PROBLEM: Go through the listing below and list every line with "this".

Dataset items
## start

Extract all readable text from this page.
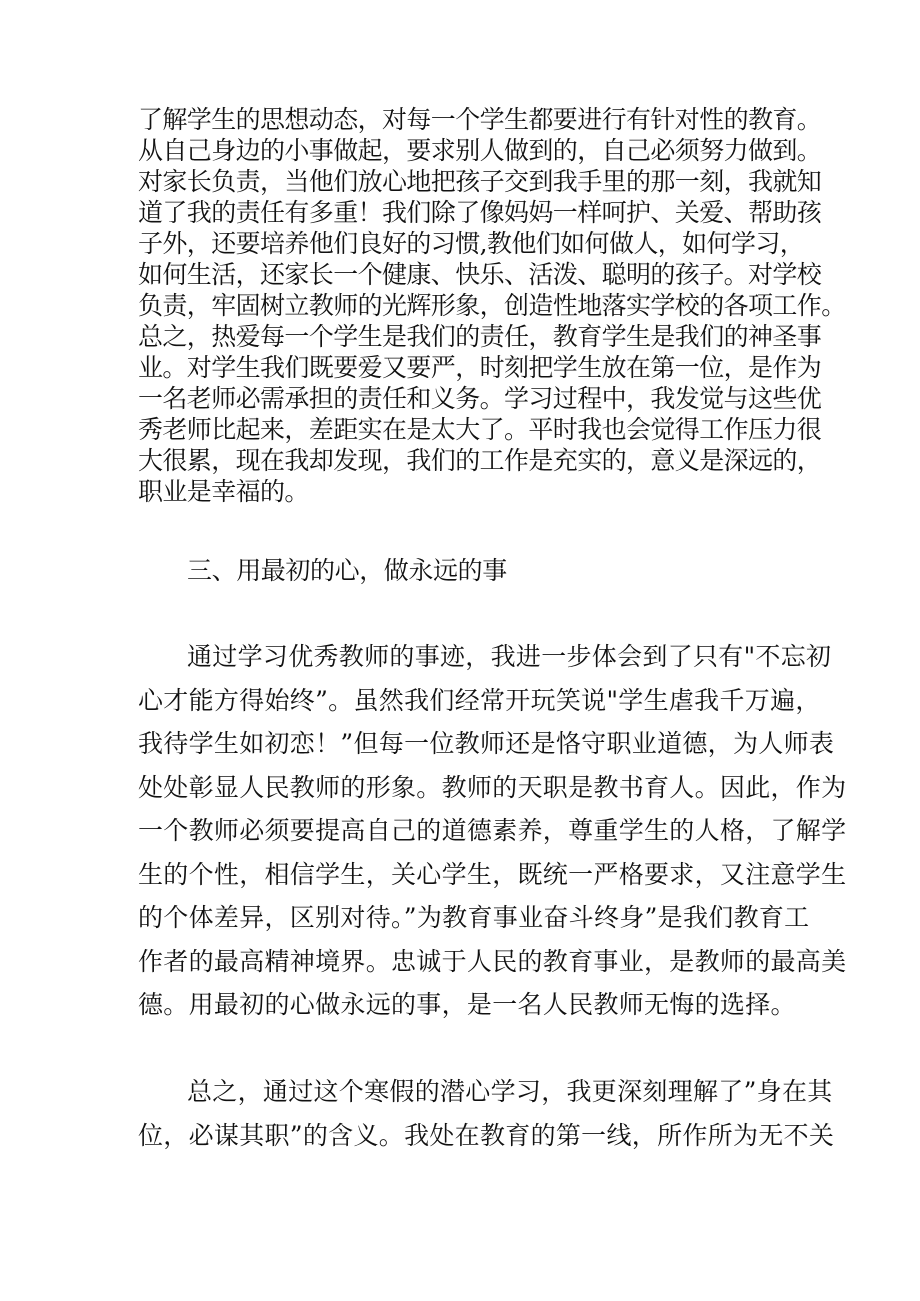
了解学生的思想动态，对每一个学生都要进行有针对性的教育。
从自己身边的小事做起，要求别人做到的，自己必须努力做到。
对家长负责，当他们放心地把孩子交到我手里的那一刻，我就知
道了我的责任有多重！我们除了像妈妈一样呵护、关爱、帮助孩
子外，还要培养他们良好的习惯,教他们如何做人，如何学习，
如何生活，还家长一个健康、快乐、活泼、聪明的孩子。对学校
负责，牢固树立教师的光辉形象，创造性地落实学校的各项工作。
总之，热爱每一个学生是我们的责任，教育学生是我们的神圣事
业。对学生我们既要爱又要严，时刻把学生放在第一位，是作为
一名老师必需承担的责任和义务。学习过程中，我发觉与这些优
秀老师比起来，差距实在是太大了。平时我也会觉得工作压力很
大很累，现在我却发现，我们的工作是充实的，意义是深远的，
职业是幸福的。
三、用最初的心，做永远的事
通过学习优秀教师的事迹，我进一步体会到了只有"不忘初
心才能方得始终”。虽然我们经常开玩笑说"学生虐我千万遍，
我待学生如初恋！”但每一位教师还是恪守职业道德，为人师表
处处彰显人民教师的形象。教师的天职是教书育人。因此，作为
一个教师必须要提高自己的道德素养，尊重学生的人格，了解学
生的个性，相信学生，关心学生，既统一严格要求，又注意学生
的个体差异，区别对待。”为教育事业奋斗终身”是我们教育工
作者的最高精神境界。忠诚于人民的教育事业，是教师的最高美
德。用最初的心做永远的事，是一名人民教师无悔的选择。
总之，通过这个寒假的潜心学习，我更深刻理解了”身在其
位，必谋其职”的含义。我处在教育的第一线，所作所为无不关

## end
## start

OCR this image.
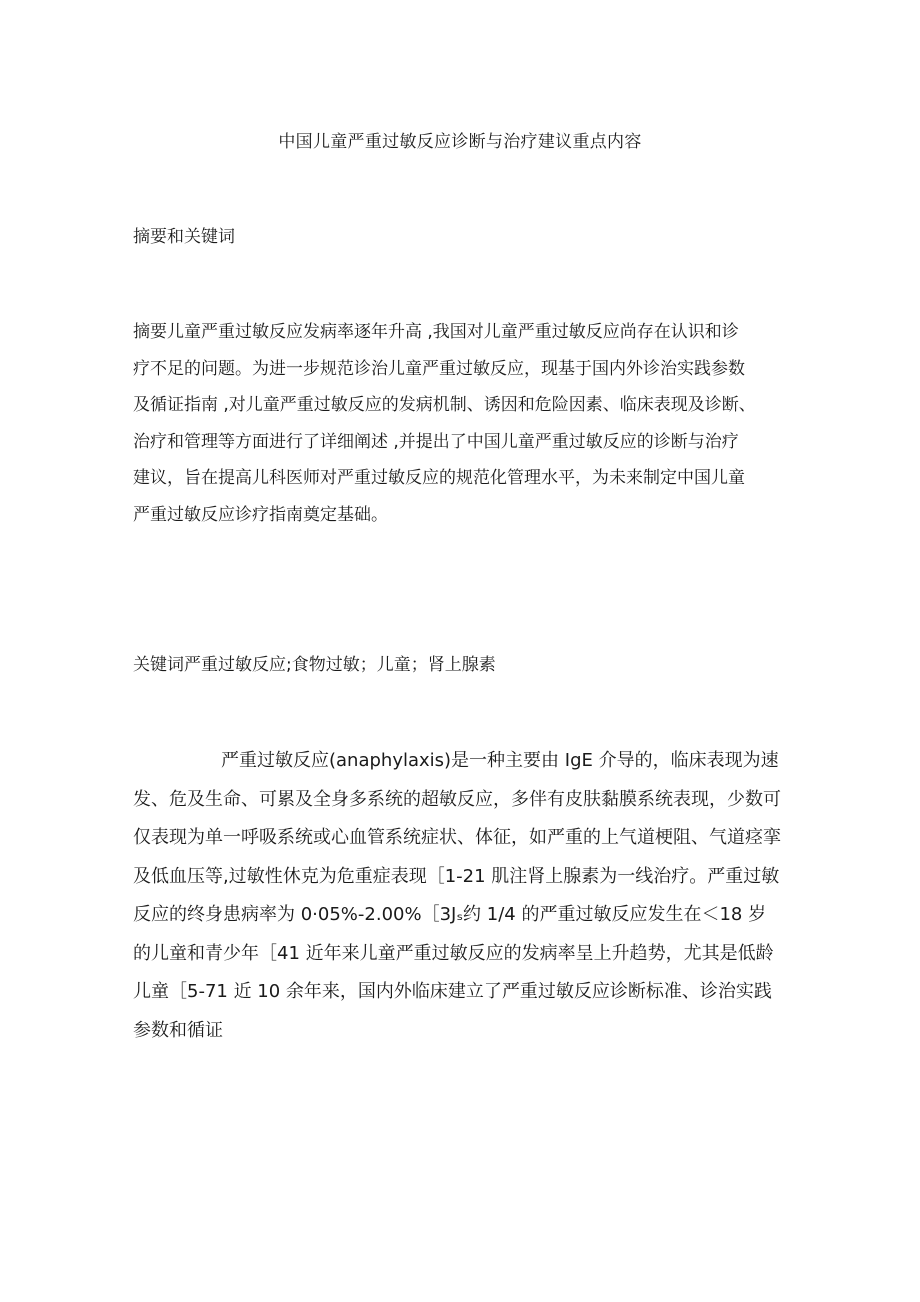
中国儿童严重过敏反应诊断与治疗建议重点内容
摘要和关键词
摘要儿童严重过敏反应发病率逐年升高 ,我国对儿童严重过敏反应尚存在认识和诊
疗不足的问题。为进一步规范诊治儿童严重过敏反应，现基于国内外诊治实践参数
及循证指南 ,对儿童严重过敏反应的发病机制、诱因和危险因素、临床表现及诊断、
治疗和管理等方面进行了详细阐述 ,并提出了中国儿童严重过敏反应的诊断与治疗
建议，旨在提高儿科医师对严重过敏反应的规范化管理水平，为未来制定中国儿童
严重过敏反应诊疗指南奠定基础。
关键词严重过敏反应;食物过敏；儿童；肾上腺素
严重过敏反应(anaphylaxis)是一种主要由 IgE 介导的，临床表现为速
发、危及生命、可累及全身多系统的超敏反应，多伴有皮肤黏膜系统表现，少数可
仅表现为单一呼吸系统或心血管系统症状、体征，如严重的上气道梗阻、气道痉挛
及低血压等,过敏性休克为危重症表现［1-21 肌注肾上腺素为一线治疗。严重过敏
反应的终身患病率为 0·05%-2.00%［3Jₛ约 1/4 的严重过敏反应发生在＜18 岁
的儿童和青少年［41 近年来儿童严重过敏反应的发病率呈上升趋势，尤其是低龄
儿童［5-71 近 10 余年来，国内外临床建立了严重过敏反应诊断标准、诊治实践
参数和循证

## end

TASK ANSWER:
Extract all readable text from this page.
OCR this image.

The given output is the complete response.